_Exercise_
Identify the lines that include the word "this", then copy all of them.

_Records for the task_
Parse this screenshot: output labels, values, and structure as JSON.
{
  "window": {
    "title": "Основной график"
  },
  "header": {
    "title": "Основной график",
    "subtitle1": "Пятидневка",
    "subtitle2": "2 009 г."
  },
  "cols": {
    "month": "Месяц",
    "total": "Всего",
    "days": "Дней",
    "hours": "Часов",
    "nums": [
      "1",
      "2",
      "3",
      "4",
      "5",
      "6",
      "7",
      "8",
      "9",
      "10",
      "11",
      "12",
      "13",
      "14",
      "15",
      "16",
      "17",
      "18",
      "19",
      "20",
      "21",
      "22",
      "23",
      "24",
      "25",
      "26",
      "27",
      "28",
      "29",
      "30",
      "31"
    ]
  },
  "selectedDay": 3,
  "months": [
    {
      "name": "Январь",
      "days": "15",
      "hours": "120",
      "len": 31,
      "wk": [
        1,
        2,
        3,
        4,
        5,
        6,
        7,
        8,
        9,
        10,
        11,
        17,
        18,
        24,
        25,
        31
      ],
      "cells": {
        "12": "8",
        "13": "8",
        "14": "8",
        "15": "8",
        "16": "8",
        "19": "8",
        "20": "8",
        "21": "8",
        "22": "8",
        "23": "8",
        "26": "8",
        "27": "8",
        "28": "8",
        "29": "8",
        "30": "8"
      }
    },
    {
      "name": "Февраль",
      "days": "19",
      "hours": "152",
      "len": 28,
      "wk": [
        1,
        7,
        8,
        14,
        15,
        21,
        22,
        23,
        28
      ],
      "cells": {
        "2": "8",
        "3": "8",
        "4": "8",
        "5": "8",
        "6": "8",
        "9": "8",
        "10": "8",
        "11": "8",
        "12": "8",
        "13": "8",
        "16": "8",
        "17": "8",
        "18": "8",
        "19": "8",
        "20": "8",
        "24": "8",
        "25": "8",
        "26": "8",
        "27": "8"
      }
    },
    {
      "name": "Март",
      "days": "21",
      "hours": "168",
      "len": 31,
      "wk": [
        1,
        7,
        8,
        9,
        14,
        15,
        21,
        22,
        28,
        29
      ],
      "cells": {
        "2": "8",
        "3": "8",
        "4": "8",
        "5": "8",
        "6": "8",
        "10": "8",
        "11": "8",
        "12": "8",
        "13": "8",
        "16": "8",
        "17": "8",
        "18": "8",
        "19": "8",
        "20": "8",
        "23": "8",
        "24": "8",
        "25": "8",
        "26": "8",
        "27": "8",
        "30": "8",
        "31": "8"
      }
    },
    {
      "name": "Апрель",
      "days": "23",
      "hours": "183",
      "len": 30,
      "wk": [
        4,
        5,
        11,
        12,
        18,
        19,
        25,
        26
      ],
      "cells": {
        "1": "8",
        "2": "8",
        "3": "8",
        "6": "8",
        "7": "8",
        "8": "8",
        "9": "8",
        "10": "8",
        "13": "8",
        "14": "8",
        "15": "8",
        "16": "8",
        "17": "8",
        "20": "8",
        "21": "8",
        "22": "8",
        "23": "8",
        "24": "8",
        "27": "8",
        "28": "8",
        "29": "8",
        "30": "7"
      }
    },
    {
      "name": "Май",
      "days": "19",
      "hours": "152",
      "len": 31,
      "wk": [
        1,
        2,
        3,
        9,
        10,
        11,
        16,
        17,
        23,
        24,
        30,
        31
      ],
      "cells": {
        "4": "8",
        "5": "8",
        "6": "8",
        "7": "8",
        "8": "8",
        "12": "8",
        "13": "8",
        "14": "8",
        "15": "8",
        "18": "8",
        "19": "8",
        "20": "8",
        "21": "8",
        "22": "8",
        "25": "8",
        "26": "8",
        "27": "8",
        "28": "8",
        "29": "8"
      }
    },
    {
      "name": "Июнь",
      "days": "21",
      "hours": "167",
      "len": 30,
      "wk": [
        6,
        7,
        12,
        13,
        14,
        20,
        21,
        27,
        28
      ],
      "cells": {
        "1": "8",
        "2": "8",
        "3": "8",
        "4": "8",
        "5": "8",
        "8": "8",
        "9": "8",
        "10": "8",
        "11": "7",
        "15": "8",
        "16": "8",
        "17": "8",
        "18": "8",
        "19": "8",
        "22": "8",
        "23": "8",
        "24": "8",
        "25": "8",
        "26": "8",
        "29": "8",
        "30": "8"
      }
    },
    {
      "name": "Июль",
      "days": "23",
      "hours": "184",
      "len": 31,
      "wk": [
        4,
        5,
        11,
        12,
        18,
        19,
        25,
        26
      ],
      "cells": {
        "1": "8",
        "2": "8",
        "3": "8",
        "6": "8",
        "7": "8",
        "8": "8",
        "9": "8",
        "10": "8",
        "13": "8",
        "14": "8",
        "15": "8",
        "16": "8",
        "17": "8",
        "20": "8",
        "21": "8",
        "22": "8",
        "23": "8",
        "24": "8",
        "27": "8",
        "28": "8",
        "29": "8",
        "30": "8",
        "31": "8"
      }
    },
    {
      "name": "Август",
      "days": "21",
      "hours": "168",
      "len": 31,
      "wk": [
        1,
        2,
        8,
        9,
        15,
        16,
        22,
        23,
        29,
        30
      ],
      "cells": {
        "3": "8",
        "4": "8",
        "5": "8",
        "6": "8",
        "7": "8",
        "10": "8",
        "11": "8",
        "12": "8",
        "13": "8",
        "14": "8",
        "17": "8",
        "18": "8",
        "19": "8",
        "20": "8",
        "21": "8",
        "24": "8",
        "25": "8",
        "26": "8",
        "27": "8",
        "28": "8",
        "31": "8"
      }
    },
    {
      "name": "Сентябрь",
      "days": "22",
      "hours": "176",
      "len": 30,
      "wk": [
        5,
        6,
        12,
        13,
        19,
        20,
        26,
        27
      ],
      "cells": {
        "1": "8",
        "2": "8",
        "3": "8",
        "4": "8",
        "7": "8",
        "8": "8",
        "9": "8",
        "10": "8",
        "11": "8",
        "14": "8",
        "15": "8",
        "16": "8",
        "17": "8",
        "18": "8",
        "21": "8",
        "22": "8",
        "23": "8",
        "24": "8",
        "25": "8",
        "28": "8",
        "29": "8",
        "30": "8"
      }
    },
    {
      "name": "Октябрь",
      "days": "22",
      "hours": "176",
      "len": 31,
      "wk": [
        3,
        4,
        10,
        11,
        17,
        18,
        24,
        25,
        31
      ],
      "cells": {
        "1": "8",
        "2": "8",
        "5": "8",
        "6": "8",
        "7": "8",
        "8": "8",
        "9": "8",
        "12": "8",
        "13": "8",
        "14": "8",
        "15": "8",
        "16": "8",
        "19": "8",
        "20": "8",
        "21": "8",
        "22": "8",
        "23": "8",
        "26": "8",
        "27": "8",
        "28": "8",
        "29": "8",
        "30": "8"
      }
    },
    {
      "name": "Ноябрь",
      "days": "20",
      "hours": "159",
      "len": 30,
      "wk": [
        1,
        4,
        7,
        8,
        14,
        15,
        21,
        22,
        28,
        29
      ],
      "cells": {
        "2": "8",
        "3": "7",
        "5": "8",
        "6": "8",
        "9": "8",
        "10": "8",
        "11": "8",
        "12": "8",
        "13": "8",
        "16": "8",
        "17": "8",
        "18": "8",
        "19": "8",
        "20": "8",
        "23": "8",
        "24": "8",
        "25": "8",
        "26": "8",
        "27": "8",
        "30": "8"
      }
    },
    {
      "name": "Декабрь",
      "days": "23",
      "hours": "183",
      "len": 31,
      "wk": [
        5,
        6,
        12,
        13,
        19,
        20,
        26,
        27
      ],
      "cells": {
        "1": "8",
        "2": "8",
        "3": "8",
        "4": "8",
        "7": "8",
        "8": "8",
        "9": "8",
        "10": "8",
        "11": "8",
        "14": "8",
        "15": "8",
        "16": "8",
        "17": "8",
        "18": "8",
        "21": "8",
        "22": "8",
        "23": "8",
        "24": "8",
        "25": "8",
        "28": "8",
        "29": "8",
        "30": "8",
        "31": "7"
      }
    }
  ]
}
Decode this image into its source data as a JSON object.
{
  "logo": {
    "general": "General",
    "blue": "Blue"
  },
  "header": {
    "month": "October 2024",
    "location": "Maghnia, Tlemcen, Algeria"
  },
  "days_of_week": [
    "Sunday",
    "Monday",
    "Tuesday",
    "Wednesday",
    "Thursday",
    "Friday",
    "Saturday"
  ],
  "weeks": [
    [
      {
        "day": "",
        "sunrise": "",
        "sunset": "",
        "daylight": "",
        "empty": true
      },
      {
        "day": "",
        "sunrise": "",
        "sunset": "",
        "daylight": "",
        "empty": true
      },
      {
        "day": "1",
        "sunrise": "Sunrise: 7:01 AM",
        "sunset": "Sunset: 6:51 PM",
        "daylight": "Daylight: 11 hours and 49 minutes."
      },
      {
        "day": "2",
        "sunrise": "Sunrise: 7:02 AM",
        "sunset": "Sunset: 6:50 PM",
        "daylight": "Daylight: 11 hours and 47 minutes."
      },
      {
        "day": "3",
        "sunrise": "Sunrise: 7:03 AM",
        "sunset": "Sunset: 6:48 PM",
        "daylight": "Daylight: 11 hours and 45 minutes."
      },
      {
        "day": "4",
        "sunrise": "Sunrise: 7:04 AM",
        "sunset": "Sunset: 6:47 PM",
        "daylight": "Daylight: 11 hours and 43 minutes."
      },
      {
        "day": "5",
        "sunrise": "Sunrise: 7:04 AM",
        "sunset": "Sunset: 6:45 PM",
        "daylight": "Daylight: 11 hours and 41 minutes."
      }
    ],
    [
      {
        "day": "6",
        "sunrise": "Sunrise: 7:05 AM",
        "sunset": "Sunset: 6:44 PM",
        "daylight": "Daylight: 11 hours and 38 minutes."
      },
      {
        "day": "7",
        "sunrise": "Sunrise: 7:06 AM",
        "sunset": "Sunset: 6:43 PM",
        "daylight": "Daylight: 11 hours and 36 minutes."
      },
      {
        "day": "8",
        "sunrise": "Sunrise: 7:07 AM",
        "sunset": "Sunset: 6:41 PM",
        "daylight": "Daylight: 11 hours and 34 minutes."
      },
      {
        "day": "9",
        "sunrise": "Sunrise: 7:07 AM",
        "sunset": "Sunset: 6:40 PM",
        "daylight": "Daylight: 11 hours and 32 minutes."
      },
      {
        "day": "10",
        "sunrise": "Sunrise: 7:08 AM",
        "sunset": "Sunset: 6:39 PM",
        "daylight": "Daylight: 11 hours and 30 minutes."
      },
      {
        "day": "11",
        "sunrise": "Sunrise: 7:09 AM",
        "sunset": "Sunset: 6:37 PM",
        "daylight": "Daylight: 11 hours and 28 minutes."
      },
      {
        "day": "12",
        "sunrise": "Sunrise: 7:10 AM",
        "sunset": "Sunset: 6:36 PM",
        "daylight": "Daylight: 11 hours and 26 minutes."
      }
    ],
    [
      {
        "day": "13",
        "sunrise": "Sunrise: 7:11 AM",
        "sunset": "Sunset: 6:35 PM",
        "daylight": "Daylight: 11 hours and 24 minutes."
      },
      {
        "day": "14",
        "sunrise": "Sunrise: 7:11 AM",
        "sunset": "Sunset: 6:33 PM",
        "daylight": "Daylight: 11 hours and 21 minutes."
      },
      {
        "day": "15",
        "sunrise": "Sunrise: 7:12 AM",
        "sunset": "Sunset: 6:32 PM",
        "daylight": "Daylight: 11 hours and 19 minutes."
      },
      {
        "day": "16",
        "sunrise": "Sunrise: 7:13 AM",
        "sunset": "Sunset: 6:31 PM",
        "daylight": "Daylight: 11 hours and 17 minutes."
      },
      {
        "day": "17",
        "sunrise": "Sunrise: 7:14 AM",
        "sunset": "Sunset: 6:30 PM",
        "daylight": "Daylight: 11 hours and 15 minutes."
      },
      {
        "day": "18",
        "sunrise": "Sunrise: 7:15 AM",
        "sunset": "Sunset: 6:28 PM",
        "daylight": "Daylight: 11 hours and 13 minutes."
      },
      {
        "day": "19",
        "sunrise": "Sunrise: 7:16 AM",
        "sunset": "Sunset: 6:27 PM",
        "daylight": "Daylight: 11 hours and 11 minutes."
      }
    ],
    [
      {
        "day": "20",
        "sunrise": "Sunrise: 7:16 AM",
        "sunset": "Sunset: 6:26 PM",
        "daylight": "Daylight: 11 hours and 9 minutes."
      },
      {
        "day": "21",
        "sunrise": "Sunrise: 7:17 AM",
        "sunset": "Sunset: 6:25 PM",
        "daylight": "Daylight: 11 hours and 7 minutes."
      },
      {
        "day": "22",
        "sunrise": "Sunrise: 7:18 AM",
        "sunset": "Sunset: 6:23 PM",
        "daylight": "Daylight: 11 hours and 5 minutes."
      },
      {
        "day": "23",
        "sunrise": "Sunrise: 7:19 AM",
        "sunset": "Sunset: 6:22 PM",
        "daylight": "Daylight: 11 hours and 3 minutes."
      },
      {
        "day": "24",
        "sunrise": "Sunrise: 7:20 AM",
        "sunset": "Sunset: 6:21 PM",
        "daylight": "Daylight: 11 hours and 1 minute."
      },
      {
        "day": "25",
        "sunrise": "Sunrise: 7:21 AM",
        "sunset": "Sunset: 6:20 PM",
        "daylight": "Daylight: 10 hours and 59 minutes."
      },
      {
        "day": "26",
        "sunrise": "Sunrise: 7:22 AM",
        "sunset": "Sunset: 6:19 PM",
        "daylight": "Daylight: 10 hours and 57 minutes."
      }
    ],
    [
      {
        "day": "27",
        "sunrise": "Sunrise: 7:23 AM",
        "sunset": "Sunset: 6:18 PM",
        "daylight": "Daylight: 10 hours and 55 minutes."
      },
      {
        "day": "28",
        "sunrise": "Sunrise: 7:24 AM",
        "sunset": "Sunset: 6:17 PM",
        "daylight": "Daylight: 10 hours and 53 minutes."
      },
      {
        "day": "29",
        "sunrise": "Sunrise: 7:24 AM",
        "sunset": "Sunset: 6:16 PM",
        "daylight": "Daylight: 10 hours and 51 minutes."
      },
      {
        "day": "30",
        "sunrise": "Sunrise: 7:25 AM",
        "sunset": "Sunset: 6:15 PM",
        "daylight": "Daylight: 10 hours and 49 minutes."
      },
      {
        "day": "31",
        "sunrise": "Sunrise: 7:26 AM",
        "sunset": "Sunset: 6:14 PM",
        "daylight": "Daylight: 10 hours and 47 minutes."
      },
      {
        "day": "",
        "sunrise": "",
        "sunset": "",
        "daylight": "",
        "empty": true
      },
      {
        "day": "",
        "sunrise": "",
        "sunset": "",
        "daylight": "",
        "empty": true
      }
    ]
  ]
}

_The completed task_
Parse this screenshot: output labels, values, and structure as JSON.
Decode this image into its source data as a JSON object.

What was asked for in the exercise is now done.